[Dataset rows about figures]
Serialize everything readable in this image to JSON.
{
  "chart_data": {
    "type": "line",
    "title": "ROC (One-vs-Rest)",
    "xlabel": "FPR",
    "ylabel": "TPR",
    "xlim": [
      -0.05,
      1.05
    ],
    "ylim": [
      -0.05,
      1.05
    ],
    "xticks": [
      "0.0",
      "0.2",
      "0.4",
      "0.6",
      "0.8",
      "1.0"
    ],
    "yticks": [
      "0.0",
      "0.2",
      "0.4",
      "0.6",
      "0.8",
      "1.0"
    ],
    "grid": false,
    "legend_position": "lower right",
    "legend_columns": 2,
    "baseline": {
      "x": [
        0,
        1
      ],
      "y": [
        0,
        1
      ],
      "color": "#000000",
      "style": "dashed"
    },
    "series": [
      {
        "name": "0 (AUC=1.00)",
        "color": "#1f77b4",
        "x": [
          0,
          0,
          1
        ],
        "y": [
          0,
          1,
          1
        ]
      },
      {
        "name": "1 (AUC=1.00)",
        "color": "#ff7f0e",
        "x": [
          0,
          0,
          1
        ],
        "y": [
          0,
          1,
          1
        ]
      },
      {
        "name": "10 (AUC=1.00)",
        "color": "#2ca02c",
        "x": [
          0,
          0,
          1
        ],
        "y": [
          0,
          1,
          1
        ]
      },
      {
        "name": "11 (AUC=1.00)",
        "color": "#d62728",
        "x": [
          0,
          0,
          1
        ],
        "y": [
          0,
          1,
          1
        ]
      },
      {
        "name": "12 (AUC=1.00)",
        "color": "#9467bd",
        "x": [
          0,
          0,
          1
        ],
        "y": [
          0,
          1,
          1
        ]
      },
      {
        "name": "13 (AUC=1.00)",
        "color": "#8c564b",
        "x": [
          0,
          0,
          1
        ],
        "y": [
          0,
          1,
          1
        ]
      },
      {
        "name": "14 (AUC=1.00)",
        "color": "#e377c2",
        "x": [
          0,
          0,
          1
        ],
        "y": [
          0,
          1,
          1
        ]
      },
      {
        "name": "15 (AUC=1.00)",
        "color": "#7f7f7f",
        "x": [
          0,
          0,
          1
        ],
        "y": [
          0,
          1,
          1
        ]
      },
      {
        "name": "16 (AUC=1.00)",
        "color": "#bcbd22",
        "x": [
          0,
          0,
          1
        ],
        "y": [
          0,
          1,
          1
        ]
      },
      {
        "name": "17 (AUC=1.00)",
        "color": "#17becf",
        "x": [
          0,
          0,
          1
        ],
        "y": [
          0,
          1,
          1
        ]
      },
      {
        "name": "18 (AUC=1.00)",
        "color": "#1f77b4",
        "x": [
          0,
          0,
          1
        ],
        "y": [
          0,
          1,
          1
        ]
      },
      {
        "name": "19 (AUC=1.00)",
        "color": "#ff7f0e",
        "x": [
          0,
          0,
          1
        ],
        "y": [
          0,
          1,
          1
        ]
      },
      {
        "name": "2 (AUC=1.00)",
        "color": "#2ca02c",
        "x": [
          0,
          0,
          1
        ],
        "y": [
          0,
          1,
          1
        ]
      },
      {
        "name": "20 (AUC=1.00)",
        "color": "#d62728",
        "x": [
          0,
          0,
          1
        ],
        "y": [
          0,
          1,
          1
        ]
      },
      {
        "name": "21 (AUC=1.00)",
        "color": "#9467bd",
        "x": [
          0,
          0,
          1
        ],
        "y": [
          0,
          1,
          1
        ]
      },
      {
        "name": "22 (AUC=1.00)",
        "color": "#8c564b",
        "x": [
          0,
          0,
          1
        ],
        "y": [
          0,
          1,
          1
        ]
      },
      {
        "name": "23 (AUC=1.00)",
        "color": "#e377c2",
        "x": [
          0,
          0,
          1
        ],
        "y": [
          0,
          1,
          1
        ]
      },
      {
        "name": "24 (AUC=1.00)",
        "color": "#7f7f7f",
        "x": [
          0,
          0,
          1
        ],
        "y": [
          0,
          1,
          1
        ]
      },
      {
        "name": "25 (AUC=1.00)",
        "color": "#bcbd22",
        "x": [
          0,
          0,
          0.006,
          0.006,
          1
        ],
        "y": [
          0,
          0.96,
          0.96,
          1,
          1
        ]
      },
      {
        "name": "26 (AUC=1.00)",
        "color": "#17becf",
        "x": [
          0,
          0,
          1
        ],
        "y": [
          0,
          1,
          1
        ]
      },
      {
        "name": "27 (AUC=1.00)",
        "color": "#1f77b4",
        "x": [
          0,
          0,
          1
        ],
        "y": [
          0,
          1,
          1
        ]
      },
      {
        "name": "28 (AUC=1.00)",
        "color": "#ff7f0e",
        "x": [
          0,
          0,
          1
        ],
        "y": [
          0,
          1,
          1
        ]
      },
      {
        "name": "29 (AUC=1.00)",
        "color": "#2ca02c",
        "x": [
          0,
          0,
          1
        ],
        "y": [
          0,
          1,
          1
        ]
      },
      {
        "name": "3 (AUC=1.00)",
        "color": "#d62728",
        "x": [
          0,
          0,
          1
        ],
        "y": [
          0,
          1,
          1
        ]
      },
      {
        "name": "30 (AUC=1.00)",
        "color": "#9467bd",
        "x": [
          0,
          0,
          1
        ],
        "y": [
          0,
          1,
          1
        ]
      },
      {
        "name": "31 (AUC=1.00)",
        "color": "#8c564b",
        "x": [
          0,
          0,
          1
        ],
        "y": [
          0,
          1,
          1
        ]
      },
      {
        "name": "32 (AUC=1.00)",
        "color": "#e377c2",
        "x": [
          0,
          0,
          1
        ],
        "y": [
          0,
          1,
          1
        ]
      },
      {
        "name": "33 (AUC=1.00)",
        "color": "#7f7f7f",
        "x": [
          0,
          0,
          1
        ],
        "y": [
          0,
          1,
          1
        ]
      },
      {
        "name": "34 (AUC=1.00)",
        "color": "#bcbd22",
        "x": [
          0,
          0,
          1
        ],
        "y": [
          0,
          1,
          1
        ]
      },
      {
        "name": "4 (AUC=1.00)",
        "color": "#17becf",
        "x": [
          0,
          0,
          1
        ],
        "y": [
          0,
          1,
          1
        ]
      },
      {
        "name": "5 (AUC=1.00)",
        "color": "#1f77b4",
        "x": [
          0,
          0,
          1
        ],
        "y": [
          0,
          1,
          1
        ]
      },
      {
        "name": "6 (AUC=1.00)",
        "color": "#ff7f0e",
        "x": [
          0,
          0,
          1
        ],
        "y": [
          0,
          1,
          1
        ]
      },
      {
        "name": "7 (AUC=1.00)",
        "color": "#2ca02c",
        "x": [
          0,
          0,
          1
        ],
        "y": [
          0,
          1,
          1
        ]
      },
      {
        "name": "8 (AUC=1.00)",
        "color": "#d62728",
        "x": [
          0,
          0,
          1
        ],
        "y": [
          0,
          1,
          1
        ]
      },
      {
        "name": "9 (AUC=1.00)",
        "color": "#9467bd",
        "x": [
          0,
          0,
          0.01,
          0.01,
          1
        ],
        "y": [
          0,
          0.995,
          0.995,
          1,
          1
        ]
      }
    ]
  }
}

> [Request]:
Output all of the data again, exactly.

> [Exercise solution]:
Serialize everything readable in this image to JSON.
{
  "chart_data": {
    "type": "line",
    "title": "ROC (One-vs-Rest)",
    "xlabel": "FPR",
    "ylabel": "TPR",
    "xlim": [
      -0.05,
      1.05
    ],
    "ylim": [
      -0.05,
      1.05
    ],
    "xticks": [
      "0.0",
      "0.2",
      "0.4",
      "0.6",
      "0.8",
      "1.0"
    ],
    "yticks": [
      "0.0",
      "0.2",
      "0.4",
      "0.6",
      "0.8",
      "1.0"
    ],
    "grid": false,
    "legend_position": "lower right",
    "legend_columns": 2,
    "baseline": {
      "x": [
        0,
        1
      ],
      "y": [
        0,
        1
      ],
      "color": "#000000",
      "style": "dashed"
    },
    "series": [
      {
        "name": "0 (AUC=1.00)",
        "color": "#1f77b4",
        "x": [
          0,
          0,
          1
        ],
        "y": [
          0,
          1,
          1
        ]
      },
      {
        "name": "1 (AUC=1.00)",
        "color": "#ff7f0e",
        "x": [
          0,
          0,
          1
        ],
        "y": [
          0,
          1,
          1
        ]
      },
      {
        "name": "10 (AUC=1.00)",
        "color": "#2ca02c",
        "x": [
          0,
          0,
          1
        ],
        "y": [
          0,
          1,
          1
        ]
      },
      {
        "name": "11 (AUC=1.00)",
        "color": "#d62728",
        "x": [
          0,
          0,
          1
        ],
        "y": [
          0,
          1,
          1
        ]
      },
      {
        "name": "12 (AUC=1.00)",
        "color": "#9467bd",
        "x": [
          0,
          0,
          1
        ],
        "y": [
          0,
          1,
          1
        ]
      },
      {
        "name": "13 (AUC=1.00)",
        "color": "#8c564b",
        "x": [
          0,
          0,
          1
        ],
        "y": [
          0,
          1,
          1
        ]
      },
      {
        "name": "14 (AUC=1.00)",
        "color": "#e377c2",
        "x": [
          0,
          0,
          1
        ],
        "y": [
          0,
          1,
          1
        ]
      },
      {
        "name": "15 (AUC=1.00)",
        "color": "#7f7f7f",
        "x": [
          0,
          0,
          1
        ],
        "y": [
          0,
          1,
          1
        ]
      },
      {
        "name": "16 (AUC=1.00)",
        "color": "#bcbd22",
        "x": [
          0,
          0,
          1
        ],
        "y": [
          0,
          1,
          1
        ]
      },
      {
        "name": "17 (AUC=1.00)",
        "color": "#17becf",
        "x": [
          0,
          0,
          1
        ],
        "y": [
          0,
          1,
          1
        ]
      },
      {
        "name": "18 (AUC=1.00)",
        "color": "#1f77b4",
        "x": [
          0,
          0,
          1
        ],
        "y": [
          0,
          1,
          1
        ]
      },
      {
        "name": "19 (AUC=1.00)",
        "color": "#ff7f0e",
        "x": [
          0,
          0,
          1
        ],
        "y": [
          0,
          1,
          1
        ]
      },
      {
        "name": "2 (AUC=1.00)",
        "color": "#2ca02c",
        "x": [
          0,
          0,
          1
        ],
        "y": [
          0,
          1,
          1
        ]
      },
      {
        "name": "20 (AUC=1.00)",
        "color": "#d62728",
        "x": [
          0,
          0,
          1
        ],
        "y": [
          0,
          1,
          1
        ]
      },
      {
        "name": "21 (AUC=1.00)",
        "color": "#9467bd",
        "x": [
          0,
          0,
          1
        ],
        "y": [
          0,
          1,
          1
        ]
      },
      {
        "name": "22 (AUC=1.00)",
        "color": "#8c564b",
        "x": [
          0,
          0,
          1
        ],
        "y": [
          0,
          1,
          1
        ]
      },
      {
        "name": "23 (AUC=1.00)",
        "color": "#e377c2",
        "x": [
          0,
          0,
          1
        ],
        "y": [
          0,
          1,
          1
        ]
      },
      {
        "name": "24 (AUC=1.00)",
        "color": "#7f7f7f",
        "x": [
          0,
          0,
          1
        ],
        "y": [
          0,
          1,
          1
        ]
      },
      {
        "name": "25 (AUC=1.00)",
        "color": "#bcbd22",
        "x": [
          0,
          0,
          0.006,
          0.006,
          1
        ],
        "y": [
          0,
          0.96,
          0.96,
          1,
          1
        ]
      },
      {
        "name": "26 (AUC=1.00)",
        "color": "#17becf",
        "x": [
          0,
          0,
          1
        ],
        "y": [
          0,
          1,
          1
        ]
      },
      {
        "name": "27 (AUC=1.00)",
        "color": "#1f77b4",
        "x": [
          0,
          0,
          1
        ],
        "y": [
          0,
          1,
          1
        ]
      },
      {
        "name": "28 (AUC=1.00)",
        "color": "#ff7f0e",
        "x": [
          0,
          0,
          1
        ],
        "y": [
          0,
          1,
          1
        ]
      },
      {
        "name": "29 (AUC=1.00)",
        "color": "#2ca02c",
        "x": [
          0,
          0,
          1
        ],
        "y": [
          0,
          1,
          1
        ]
      },
      {
        "name": "3 (AUC=1.00)",
        "color": "#d62728",
        "x": [
          0,
          0,
          1
        ],
        "y": [
          0,
          1,
          1
        ]
      },
      {
        "name": "30 (AUC=1.00)",
        "color": "#9467bd",
        "x": [
          0,
          0,
          1
        ],
        "y": [
          0,
          1,
          1
        ]
      },
      {
        "name": "31 (AUC=1.00)",
        "color": "#8c564b",
        "x": [
          0,
          0,
          1
        ],
        "y": [
          0,
          1,
          1
        ]
      },
      {
        "name": "32 (AUC=1.00)",
        "color": "#e377c2",
        "x": [
          0,
          0,
          1
        ],
        "y": [
          0,
          1,
          1
        ]
      },
      {
        "name": "33 (AUC=1.00)",
        "color": "#7f7f7f",
        "x": [
          0,
          0,
          1
        ],
        "y": [
          0,
          1,
          1
        ]
      },
      {
        "name": "34 (AUC=1.00)",
        "color": "#bcbd22",
        "x": [
          0,
          0,
          1
        ],
        "y": [
          0,
          1,
          1
        ]
      },
      {
        "name": "4 (AUC=1.00)",
        "color": "#17becf",
        "x": [
          0,
          0,
          1
        ],
        "y": [
          0,
          1,
          1
        ]
      },
      {
        "name": "5 (AUC=1.00)",
        "color": "#1f77b4",
        "x": [
          0,
          0,
          1
        ],
        "y": [
          0,
          1,
          1
        ]
      },
      {
        "name": "6 (AUC=1.00)",
        "color": "#ff7f0e",
        "x": [
          0,
          0,
          1
        ],
        "y": [
          0,
          1,
          1
        ]
      },
      {
        "name": "7 (AUC=1.00)",
        "color": "#2ca02c",
        "x": [
          0,
          0,
          1
        ],
        "y": [
          0,
          1,
          1
        ]
      },
      {
        "name": "8 (AUC=1.00)",
        "color": "#d62728",
        "x": [
          0,
          0,
          1
        ],
        "y": [
          0,
          1,
          1
        ]
      },
      {
        "name": "9 (AUC=1.00)",
        "color": "#9467bd",
        "x": [
          0,
          0,
          0.01,
          0.01,
          1
        ],
        "y": [
          0,
          0.995,
          0.995,
          1,
          1
        ]
      }
    ]
  }
}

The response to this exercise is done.